[Data records]

=-=-=

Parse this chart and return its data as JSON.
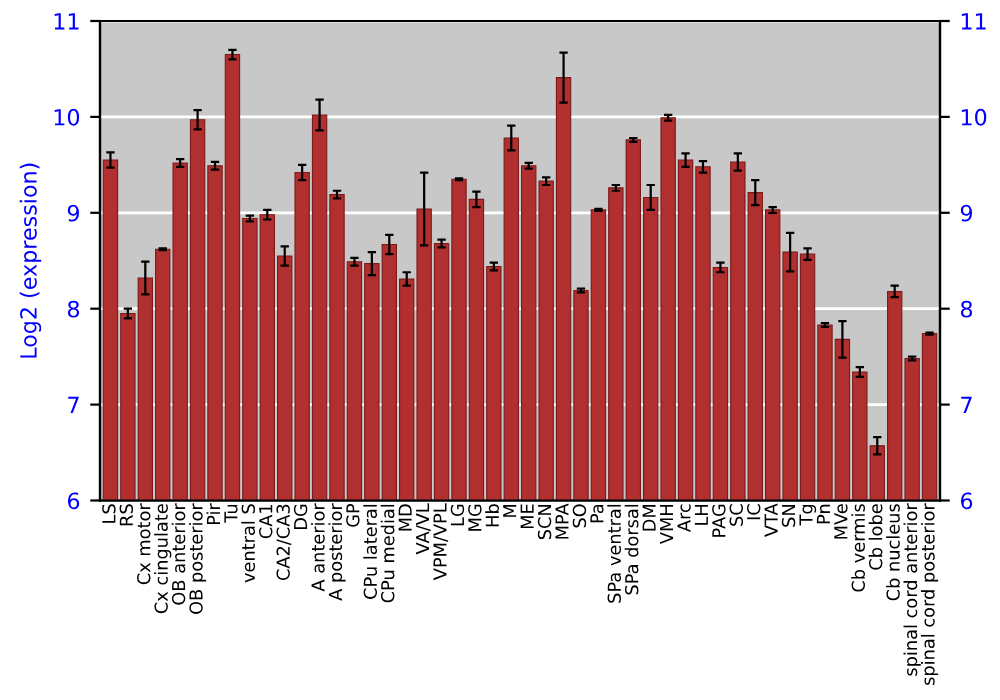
{
  "chart_data": {
    "type": "bar",
    "ylabel": "Log2 (expression)",
    "categories": [
      "LS",
      "RS",
      "Cx motor",
      "Cx cingulate",
      "OB anterior",
      "OB posterior",
      "Pir",
      "Tu",
      "ventral S",
      "CA1",
      "CA2/CA3",
      "DG",
      "A anterior",
      "A posterior",
      "GP",
      "CPu lateral",
      "CPu medial",
      "MD",
      "VA/VL",
      "VPM/VPL",
      "LG",
      "MG",
      "Hb",
      "M",
      "ME",
      "SCN",
      "MPA",
      "SO",
      "Pa",
      "SPa ventral",
      "SPa dorsal",
      "DM",
      "VMH",
      "Arc",
      "LH",
      "PAG",
      "SC",
      "IC",
      "VTA",
      "SN",
      "Tg",
      "Pn",
      "MVe",
      "Cb vermis",
      "Cb lobe",
      "Cb nucleus",
      "spinal cord anterior",
      "spinal cord posterior"
    ],
    "values": [
      9.55,
      7.95,
      8.32,
      8.62,
      9.52,
      9.97,
      9.49,
      10.65,
      8.94,
      8.98,
      8.55,
      9.42,
      10.02,
      9.19,
      8.49,
      8.47,
      8.67,
      8.31,
      9.04,
      8.68,
      9.35,
      9.14,
      8.44,
      9.78,
      9.49,
      9.33,
      10.41,
      8.19,
      9.03,
      9.26,
      9.76,
      9.16,
      9.99,
      9.55,
      9.48,
      8.43,
      9.53,
      9.21,
      9.03,
      8.59,
      8.57,
      7.83,
      7.68,
      7.34,
      6.57,
      8.18,
      7.48,
      7.74
    ],
    "errors": [
      0.08,
      0.05,
      0.17,
      0.01,
      0.04,
      0.1,
      0.04,
      0.05,
      0.03,
      0.05,
      0.1,
      0.08,
      0.16,
      0.04,
      0.04,
      0.12,
      0.1,
      0.07,
      0.38,
      0.04,
      0.01,
      0.08,
      0.04,
      0.13,
      0.03,
      0.04,
      0.26,
      0.02,
      0.01,
      0.03,
      0.02,
      0.13,
      0.03,
      0.07,
      0.06,
      0.05,
      0.09,
      0.13,
      0.03,
      0.2,
      0.06,
      0.02,
      0.19,
      0.05,
      0.09,
      0.06,
      0.02,
      0.01
    ],
    "color": "#b22f2f",
    "ylim": [
      6,
      11
    ],
    "yticks": [
      6,
      7,
      8,
      9,
      10,
      11
    ],
    "y2lim": [
      6,
      11
    ],
    "y2ticks": [
      6,
      7,
      8,
      9,
      10,
      11
    ],
    "grid": "y"
  }
}
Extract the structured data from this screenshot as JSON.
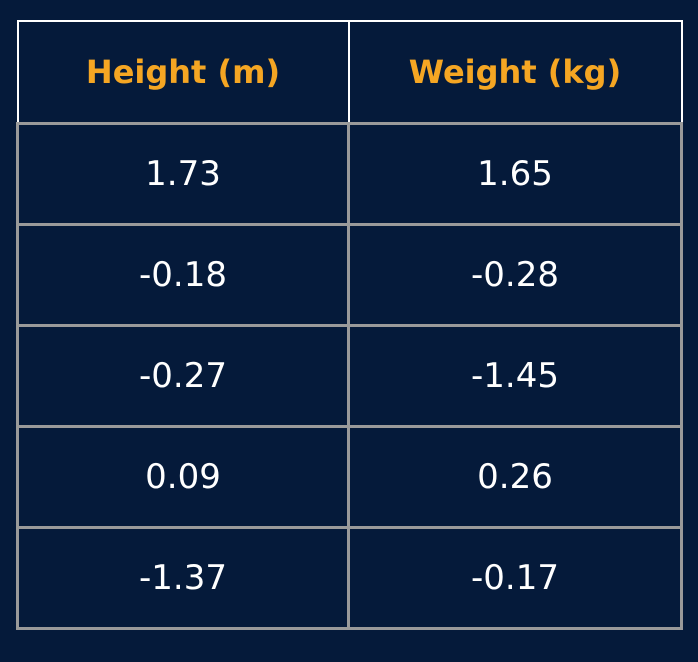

=-=-=

SET TASK =
Check each line in the listing above for the string "JSON", then report how many lines contain it, with no other text.

RESPONSE TO THIS TASK =
2